A verbatim transcription of every record below is required.

*DATA TO EXAMINE*.

____

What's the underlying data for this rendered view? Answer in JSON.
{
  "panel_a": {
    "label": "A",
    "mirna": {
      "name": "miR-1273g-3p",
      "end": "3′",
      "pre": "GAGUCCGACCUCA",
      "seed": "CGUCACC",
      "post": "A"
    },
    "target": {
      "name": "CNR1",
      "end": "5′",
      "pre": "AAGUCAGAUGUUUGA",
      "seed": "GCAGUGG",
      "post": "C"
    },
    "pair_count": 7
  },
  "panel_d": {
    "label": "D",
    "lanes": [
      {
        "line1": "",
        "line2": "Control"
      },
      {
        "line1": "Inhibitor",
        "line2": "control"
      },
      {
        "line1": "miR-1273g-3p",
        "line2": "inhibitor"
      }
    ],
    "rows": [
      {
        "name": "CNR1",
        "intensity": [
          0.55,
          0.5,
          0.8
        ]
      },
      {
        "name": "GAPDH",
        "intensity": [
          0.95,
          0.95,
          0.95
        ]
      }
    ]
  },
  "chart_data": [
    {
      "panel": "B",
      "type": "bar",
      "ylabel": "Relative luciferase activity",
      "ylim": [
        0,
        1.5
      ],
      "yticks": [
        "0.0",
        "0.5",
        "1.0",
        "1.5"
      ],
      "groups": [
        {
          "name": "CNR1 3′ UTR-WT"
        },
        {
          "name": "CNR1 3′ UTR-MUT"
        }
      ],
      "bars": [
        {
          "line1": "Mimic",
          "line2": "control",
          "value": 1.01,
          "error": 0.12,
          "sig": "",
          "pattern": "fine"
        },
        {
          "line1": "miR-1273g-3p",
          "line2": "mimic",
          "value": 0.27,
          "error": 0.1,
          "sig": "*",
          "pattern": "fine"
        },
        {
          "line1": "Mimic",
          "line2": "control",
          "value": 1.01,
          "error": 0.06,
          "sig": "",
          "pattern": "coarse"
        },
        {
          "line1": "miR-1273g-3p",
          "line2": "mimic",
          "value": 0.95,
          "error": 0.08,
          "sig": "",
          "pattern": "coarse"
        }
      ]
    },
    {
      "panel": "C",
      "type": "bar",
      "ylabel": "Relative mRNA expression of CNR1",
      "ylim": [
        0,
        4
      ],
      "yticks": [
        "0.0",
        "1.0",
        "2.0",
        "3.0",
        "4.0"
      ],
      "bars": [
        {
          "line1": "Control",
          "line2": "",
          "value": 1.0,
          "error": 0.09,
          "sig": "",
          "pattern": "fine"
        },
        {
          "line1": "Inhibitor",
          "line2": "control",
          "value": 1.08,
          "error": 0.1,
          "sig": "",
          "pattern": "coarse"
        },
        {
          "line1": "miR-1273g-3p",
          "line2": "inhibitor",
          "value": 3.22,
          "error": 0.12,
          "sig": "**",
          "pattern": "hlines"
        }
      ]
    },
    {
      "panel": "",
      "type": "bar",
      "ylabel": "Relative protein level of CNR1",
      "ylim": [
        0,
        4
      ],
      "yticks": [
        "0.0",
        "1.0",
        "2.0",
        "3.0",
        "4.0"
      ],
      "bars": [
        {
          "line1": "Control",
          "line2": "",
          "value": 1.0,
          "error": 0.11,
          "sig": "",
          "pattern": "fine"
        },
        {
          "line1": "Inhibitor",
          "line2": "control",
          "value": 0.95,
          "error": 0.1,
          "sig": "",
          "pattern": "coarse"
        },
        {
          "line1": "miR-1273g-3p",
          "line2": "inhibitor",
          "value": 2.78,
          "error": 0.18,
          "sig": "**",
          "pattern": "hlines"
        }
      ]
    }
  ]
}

____

*SOLUTION TO THIS PROBLEM*.
What's the underlying data for this rendered view? Answer in JSON.
{
  "panel_a": {
    "label": "A",
    "mirna": {
      "name": "miR-1273g-3p",
      "end": "3′",
      "pre": "GAGUCCGACCUCA",
      "seed": "CGUCACC",
      "post": "A"
    },
    "target": {
      "name": "CNR1",
      "end": "5′",
      "pre": "AAGUCAGAUGUUUGA",
      "seed": "GCAGUGG",
      "post": "C"
    },
    "pair_count": 7
  },
  "panel_d": {
    "label": "D",
    "lanes": [
      {
        "line1": "",
        "line2": "Control"
      },
      {
        "line1": "Inhibitor",
        "line2": "control"
      },
      {
        "line1": "miR-1273g-3p",
        "line2": "inhibitor"
      }
    ],
    "rows": [
      {
        "name": "CNR1",
        "intensity": [
          0.55,
          0.5,
          0.8
        ]
      },
      {
        "name": "GAPDH",
        "intensity": [
          0.95,
          0.95,
          0.95
        ]
      }
    ]
  },
  "chart_data": [
    {
      "panel": "B",
      "type": "bar",
      "ylabel": "Relative luciferase activity",
      "ylim": [
        0,
        1.5
      ],
      "yticks": [
        "0.0",
        "0.5",
        "1.0",
        "1.5"
      ],
      "groups": [
        {
          "name": "CNR1 3′ UTR-WT"
        },
        {
          "name": "CNR1 3′ UTR-MUT"
        }
      ],
      "bars": [
        {
          "line1": "Mimic",
          "line2": "control",
          "value": 1.01,
          "error": 0.12,
          "sig": "",
          "pattern": "fine"
        },
        {
          "line1": "miR-1273g-3p",
          "line2": "mimic",
          "value": 0.27,
          "error": 0.1,
          "sig": "*",
          "pattern": "fine"
        },
        {
          "line1": "Mimic",
          "line2": "control",
          "value": 1.01,
          "error": 0.06,
          "sig": "",
          "pattern": "coarse"
        },
        {
          "line1": "miR-1273g-3p",
          "line2": "mimic",
          "value": 0.95,
          "error": 0.08,
          "sig": "",
          "pattern": "coarse"
        }
      ]
    },
    {
      "panel": "C",
      "type": "bar",
      "ylabel": "Relative mRNA expression of CNR1",
      "ylim": [
        0,
        4
      ],
      "yticks": [
        "0.0",
        "1.0",
        "2.0",
        "3.0",
        "4.0"
      ],
      "bars": [
        {
          "line1": "Control",
          "line2": "",
          "value": 1.0,
          "error": 0.09,
          "sig": "",
          "pattern": "fine"
        },
        {
          "line1": "Inhibitor",
          "line2": "control",
          "value": 1.08,
          "error": 0.1,
          "sig": "",
          "pattern": "coarse"
        },
        {
          "line1": "miR-1273g-3p",
          "line2": "inhibitor",
          "value": 3.22,
          "error": 0.12,
          "sig": "**",
          "pattern": "hlines"
        }
      ]
    },
    {
      "panel": "",
      "type": "bar",
      "ylabel": "Relative protein level of CNR1",
      "ylim": [
        0,
        4
      ],
      "yticks": [
        "0.0",
        "1.0",
        "2.0",
        "3.0",
        "4.0"
      ],
      "bars": [
        {
          "line1": "Control",
          "line2": "",
          "value": 1.0,
          "error": 0.11,
          "sig": "",
          "pattern": "fine"
        },
        {
          "line1": "Inhibitor",
          "line2": "control",
          "value": 0.95,
          "error": 0.1,
          "sig": "",
          "pattern": "coarse"
        },
        {
          "line1": "miR-1273g-3p",
          "line2": "inhibitor",
          "value": 2.78,
          "error": 0.18,
          "sig": "**",
          "pattern": "hlines"
        }
      ]
    }
  ]
}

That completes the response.